§ **WHAT IS ASKED**: Read through the entries below and return each line with the word "title".

——————

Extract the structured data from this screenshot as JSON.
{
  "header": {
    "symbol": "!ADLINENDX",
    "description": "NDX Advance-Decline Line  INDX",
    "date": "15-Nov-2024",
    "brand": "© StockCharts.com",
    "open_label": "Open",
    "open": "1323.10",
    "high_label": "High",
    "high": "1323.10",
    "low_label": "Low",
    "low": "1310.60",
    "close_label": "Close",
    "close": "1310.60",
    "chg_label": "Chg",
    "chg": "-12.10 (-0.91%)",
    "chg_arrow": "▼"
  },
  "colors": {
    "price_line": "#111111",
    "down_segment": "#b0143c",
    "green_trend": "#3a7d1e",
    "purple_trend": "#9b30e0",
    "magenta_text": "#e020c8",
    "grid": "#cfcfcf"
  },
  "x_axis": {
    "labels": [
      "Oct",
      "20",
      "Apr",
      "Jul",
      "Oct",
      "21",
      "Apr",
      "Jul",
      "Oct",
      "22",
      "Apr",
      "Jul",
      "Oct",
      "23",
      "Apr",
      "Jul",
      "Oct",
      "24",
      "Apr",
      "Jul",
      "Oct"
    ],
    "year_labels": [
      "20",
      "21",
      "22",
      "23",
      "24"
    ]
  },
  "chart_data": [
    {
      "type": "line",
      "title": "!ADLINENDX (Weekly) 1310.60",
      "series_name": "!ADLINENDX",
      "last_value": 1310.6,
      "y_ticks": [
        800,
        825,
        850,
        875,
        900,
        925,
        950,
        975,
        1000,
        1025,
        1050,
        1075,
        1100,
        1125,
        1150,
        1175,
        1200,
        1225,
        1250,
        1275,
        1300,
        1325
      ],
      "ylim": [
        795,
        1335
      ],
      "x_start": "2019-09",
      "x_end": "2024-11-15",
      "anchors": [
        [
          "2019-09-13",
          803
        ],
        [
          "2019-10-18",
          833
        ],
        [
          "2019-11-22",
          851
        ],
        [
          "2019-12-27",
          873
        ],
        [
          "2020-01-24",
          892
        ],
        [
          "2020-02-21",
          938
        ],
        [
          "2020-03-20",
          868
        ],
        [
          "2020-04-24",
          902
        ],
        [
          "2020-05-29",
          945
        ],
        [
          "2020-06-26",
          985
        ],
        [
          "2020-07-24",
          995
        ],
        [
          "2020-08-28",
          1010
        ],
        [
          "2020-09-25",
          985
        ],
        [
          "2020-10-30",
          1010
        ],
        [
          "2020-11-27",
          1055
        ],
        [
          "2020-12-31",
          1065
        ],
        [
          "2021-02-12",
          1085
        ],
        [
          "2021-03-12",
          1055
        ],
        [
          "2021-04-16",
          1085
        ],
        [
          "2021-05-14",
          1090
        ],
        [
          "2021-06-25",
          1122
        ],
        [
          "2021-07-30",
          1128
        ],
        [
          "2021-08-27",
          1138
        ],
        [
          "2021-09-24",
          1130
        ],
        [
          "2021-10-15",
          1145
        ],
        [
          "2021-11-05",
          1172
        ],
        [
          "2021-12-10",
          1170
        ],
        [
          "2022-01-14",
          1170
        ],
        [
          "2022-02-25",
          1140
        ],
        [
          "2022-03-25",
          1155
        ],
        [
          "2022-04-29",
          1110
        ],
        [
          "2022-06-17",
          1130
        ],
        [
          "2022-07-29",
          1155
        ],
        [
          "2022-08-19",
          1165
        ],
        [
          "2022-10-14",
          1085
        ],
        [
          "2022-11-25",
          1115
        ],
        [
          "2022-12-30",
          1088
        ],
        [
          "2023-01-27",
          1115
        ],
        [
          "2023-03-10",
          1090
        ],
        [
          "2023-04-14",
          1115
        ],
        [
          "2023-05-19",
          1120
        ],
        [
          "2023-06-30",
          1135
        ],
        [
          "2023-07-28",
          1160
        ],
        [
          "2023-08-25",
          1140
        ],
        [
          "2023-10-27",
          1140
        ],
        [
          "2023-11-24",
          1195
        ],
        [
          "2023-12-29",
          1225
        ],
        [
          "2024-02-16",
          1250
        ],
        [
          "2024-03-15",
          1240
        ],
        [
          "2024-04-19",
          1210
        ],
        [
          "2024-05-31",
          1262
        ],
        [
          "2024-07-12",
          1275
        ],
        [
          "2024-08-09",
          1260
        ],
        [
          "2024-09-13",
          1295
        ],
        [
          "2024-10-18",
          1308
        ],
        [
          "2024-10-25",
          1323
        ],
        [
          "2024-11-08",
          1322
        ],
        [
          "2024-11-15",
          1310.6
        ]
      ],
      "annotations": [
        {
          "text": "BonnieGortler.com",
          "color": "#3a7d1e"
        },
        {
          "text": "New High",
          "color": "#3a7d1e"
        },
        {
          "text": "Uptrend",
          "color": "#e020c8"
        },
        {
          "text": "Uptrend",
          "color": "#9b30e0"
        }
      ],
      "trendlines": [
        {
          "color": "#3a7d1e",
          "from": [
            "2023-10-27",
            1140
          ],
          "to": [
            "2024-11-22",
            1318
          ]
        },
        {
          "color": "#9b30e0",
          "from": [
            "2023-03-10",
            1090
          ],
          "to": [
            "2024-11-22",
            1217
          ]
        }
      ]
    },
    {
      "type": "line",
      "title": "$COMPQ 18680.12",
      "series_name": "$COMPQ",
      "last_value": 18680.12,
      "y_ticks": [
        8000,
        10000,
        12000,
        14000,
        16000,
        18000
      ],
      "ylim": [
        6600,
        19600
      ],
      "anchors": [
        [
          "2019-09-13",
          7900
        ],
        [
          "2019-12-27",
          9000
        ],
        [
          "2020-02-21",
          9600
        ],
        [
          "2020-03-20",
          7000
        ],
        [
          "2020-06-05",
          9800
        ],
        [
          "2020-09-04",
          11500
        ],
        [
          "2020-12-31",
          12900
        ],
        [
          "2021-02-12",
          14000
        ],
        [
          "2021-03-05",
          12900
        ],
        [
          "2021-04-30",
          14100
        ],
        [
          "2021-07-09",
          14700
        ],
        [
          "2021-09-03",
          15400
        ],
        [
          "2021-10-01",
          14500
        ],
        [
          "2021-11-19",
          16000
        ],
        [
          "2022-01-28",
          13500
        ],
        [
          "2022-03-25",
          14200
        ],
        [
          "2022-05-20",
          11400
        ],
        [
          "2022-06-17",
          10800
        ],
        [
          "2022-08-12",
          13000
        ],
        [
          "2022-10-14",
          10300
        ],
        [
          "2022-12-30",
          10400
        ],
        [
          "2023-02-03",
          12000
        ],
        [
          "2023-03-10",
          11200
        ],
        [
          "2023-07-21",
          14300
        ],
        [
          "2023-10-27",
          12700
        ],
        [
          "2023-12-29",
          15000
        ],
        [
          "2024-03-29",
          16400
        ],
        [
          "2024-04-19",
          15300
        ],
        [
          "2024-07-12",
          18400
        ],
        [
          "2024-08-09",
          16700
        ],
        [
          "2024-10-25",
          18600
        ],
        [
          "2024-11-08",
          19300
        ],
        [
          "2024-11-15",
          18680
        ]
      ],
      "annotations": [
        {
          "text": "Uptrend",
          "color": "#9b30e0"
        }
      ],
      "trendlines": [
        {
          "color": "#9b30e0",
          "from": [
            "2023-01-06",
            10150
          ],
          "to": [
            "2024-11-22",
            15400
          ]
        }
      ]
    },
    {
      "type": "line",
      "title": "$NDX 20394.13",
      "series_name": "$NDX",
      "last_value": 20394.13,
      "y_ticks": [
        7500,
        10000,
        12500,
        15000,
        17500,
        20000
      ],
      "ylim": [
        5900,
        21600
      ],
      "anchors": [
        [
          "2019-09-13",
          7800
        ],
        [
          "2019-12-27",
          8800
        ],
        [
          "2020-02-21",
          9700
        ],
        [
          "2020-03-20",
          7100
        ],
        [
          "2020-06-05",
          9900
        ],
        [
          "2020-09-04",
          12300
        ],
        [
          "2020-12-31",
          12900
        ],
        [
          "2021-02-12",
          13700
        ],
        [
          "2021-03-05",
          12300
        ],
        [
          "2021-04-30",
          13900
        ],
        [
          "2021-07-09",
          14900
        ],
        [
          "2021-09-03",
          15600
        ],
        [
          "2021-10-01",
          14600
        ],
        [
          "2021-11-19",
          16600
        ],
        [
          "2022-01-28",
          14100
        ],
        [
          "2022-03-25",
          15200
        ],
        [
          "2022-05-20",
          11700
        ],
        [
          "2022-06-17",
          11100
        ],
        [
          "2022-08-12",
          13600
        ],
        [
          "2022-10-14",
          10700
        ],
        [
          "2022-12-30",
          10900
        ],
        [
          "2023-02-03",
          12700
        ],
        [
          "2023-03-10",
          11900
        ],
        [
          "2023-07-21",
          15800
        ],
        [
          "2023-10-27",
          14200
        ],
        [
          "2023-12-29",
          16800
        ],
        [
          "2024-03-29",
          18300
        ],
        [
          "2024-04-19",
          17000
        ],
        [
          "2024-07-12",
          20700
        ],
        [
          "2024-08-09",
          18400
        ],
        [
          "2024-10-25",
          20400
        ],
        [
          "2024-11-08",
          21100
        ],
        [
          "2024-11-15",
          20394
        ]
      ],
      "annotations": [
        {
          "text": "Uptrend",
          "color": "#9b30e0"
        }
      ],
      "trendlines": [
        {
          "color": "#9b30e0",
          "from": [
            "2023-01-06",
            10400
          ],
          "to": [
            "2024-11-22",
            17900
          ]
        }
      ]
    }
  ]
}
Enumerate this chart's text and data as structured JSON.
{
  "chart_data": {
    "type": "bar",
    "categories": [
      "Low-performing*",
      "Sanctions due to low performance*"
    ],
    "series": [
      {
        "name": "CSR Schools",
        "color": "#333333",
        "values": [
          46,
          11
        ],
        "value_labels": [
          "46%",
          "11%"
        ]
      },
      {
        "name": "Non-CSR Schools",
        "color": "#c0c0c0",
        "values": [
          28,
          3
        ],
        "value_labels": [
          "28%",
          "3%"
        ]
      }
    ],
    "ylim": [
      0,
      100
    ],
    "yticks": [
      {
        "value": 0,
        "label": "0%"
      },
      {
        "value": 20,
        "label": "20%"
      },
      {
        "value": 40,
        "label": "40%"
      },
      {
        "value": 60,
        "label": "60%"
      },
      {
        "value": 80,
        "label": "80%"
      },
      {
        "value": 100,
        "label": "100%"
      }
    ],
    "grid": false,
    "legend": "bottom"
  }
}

——————

§ **THE ANSWER**:
      "title": "!ADLINENDX (Weekly) 1310.60",
      "title": "$COMPQ 18680.12",
      "title": "$NDX 20394.13",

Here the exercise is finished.